Lines of data
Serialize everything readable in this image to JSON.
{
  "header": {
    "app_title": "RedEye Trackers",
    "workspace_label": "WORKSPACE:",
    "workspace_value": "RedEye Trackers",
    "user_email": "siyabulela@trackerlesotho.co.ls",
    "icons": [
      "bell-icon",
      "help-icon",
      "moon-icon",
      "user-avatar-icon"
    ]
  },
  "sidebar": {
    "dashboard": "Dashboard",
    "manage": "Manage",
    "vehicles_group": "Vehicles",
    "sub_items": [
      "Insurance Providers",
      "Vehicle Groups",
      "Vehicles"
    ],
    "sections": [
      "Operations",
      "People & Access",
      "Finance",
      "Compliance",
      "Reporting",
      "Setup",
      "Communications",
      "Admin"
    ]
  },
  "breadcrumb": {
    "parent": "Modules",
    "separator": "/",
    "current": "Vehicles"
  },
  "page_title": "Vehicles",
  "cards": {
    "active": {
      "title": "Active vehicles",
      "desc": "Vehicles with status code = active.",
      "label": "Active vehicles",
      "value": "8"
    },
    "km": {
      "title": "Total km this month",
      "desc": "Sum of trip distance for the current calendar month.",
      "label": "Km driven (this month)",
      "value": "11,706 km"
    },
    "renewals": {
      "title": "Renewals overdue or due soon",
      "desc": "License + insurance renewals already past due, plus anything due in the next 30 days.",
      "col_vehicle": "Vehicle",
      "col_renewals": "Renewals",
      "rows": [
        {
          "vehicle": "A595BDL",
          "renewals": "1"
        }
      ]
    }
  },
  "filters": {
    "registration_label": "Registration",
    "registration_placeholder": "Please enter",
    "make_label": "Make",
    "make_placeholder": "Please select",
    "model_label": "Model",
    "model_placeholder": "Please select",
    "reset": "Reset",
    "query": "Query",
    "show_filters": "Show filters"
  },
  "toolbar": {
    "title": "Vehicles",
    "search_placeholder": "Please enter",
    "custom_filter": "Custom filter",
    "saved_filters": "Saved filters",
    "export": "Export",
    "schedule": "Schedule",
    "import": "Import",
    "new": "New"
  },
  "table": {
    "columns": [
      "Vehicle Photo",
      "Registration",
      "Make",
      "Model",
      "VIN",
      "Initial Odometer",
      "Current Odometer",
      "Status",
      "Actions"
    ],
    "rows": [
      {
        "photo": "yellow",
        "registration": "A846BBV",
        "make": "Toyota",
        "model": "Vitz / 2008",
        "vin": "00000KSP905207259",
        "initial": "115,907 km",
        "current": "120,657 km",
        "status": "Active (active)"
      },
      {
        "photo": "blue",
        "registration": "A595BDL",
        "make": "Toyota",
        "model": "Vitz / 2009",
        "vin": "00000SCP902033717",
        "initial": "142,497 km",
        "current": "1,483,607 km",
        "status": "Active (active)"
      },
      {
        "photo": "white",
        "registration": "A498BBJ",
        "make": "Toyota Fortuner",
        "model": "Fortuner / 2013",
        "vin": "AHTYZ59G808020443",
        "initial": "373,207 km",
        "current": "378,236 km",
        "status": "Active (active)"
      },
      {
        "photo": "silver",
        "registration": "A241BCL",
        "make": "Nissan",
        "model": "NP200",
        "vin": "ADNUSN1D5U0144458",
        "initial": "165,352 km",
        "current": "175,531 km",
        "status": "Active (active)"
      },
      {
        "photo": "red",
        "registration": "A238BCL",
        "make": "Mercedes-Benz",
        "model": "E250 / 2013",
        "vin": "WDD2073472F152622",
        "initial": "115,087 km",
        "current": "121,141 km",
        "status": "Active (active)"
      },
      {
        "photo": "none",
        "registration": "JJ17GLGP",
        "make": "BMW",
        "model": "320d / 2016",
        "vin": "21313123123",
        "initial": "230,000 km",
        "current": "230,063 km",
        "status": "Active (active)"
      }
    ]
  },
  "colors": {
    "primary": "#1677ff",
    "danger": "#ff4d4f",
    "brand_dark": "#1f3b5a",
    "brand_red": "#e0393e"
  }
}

▶ EXERCISE DETAILS
Gather each line in the entries above where the string "Odometer" is found.

▶ RESPONSE FOR THIS EXERCISE
      "Initial Odometer",
      "Current Odometer",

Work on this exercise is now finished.